Written request » Extract all lines that hold "date" from the records below.

Input rows »
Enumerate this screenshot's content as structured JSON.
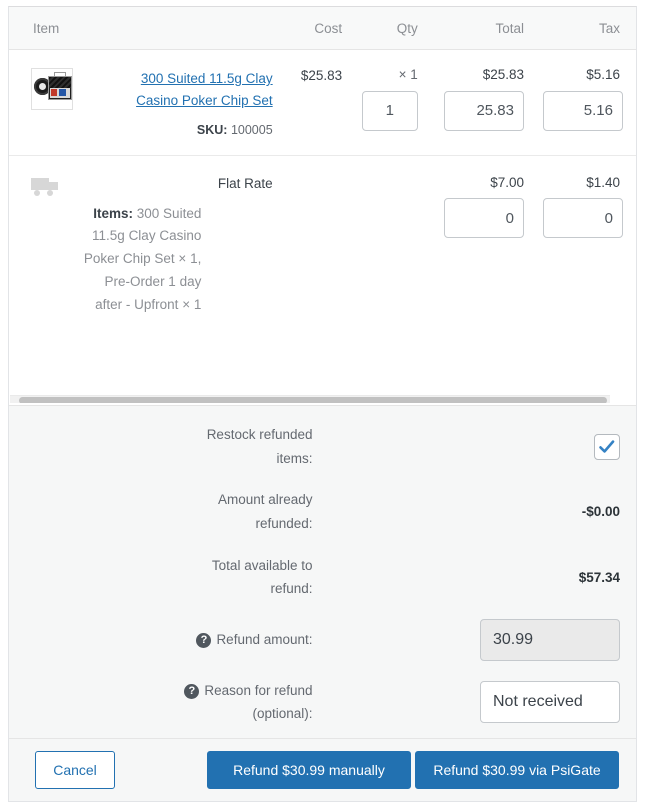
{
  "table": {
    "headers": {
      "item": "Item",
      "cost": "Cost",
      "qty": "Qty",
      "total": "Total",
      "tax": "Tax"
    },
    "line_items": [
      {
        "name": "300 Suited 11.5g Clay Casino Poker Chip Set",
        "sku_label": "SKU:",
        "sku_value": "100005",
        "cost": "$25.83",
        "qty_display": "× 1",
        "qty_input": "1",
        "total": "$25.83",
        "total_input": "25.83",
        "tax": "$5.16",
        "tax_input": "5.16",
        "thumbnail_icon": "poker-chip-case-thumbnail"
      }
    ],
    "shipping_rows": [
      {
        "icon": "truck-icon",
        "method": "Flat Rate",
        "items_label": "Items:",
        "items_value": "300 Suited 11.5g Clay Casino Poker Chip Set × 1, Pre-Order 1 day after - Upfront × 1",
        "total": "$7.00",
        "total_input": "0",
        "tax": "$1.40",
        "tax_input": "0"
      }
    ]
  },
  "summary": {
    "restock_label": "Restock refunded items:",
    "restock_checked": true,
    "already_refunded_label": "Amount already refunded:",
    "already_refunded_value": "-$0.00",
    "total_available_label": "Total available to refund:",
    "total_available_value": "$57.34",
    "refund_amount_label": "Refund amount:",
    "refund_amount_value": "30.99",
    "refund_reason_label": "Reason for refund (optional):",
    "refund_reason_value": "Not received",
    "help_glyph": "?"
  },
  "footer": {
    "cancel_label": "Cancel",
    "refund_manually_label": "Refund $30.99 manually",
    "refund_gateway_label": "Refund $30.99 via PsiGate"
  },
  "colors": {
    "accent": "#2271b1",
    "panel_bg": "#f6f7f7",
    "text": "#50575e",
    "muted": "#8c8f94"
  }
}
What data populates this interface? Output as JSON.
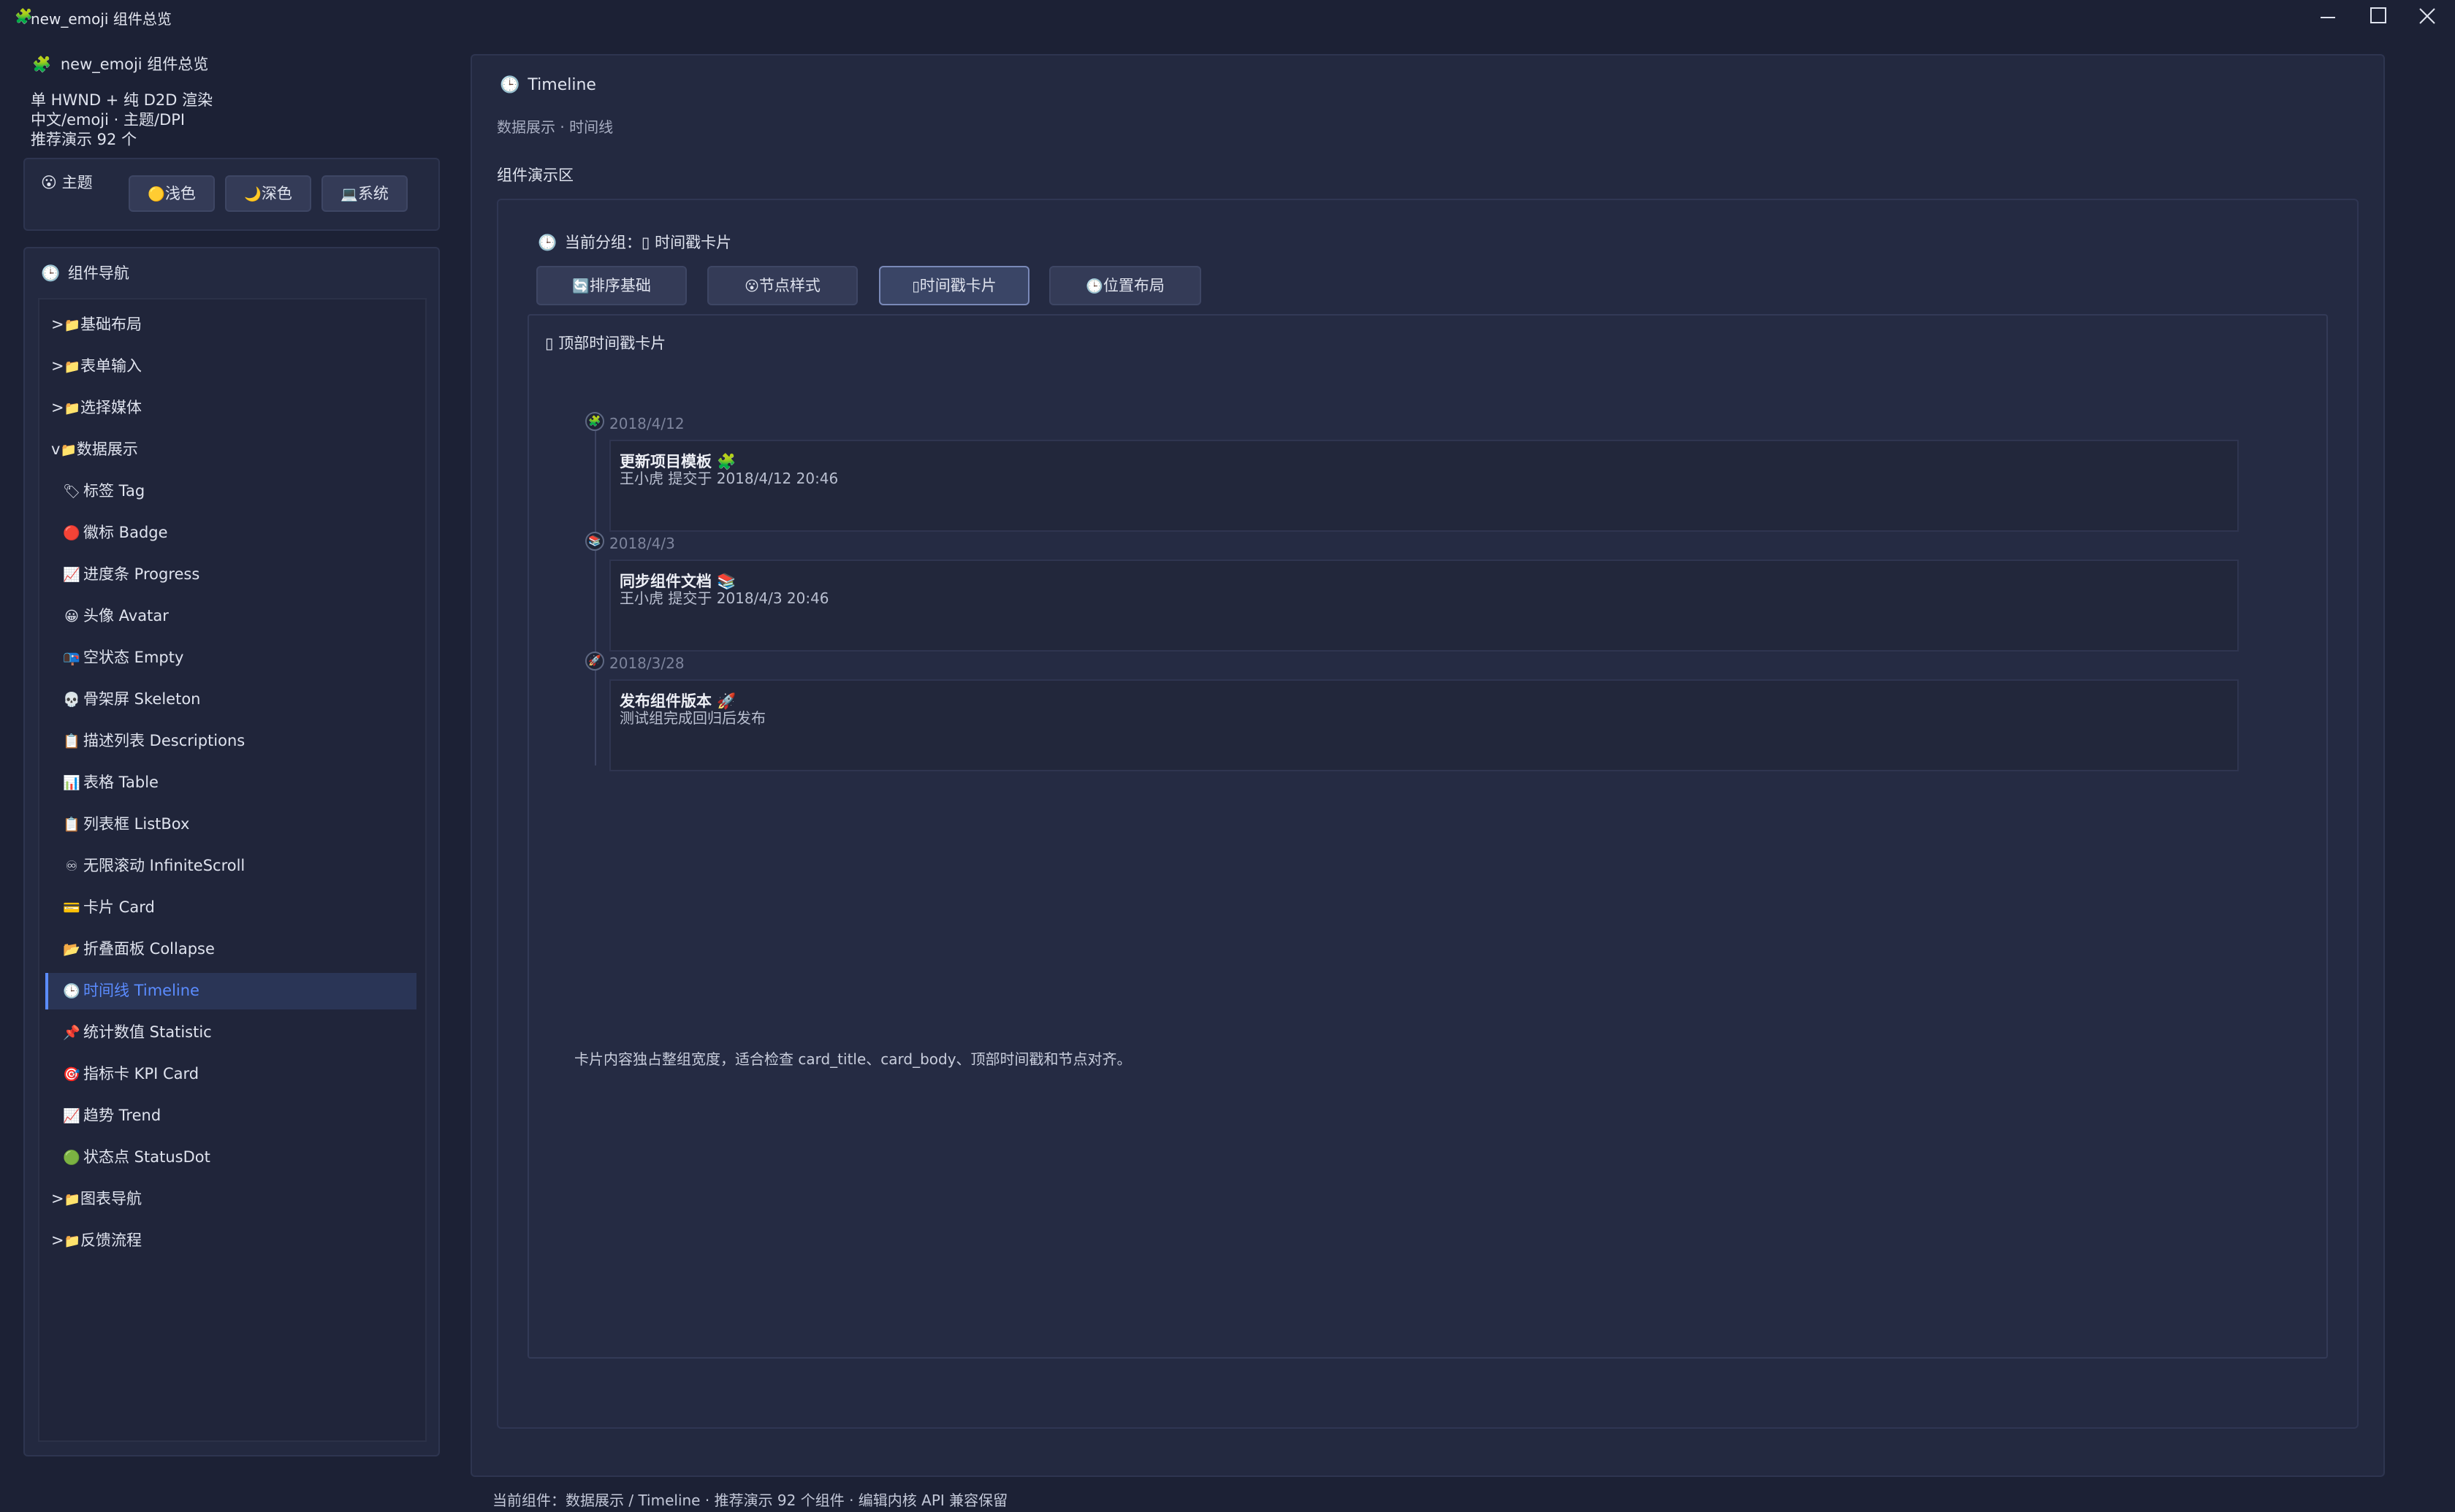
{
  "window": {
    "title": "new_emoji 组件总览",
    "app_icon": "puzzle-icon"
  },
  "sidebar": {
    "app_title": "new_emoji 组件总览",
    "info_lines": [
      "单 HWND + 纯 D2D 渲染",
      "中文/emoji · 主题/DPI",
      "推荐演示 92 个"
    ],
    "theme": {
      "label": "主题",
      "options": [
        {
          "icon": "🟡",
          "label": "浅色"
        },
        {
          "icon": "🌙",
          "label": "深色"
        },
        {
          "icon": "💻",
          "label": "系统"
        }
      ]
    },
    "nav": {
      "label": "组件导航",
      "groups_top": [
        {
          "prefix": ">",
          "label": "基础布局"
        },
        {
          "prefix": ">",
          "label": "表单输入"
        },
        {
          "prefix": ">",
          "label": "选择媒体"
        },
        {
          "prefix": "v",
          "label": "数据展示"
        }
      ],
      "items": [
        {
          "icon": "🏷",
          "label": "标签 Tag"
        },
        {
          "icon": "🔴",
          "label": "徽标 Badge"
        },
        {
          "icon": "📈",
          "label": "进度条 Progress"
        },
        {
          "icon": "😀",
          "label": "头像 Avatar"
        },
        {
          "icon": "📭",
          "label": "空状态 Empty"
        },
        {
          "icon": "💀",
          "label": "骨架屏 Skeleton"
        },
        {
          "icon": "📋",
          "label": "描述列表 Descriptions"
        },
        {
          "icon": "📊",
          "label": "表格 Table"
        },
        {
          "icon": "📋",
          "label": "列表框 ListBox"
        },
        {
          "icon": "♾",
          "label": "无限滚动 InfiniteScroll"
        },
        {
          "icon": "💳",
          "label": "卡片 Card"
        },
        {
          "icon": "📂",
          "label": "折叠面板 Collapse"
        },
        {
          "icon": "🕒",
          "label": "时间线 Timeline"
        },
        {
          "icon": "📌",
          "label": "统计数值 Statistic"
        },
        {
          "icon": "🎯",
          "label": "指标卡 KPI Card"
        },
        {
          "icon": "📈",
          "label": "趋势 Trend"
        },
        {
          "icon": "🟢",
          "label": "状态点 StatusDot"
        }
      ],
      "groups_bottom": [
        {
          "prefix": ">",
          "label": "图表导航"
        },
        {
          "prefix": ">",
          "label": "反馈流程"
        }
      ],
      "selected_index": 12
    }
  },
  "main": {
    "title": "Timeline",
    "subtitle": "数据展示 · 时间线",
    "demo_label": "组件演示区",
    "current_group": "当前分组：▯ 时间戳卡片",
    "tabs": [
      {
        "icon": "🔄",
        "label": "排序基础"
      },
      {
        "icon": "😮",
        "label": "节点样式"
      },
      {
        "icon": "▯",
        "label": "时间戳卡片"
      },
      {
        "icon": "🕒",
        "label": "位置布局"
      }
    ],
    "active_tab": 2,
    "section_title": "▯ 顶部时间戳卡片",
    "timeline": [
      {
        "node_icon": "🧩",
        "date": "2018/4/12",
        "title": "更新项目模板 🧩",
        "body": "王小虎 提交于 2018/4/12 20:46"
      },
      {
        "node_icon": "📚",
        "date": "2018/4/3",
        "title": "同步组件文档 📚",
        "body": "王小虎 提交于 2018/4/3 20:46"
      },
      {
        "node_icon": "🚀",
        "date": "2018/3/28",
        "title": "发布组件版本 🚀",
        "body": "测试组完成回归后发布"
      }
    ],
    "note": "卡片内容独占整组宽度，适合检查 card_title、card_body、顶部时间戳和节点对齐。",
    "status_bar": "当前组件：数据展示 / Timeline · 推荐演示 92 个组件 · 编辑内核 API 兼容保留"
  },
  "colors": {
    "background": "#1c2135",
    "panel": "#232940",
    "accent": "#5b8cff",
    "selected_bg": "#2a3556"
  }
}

Task output »
        "date": "2018/4/12",
        "date": "2018/4/3",
        "date": "2018/3/28",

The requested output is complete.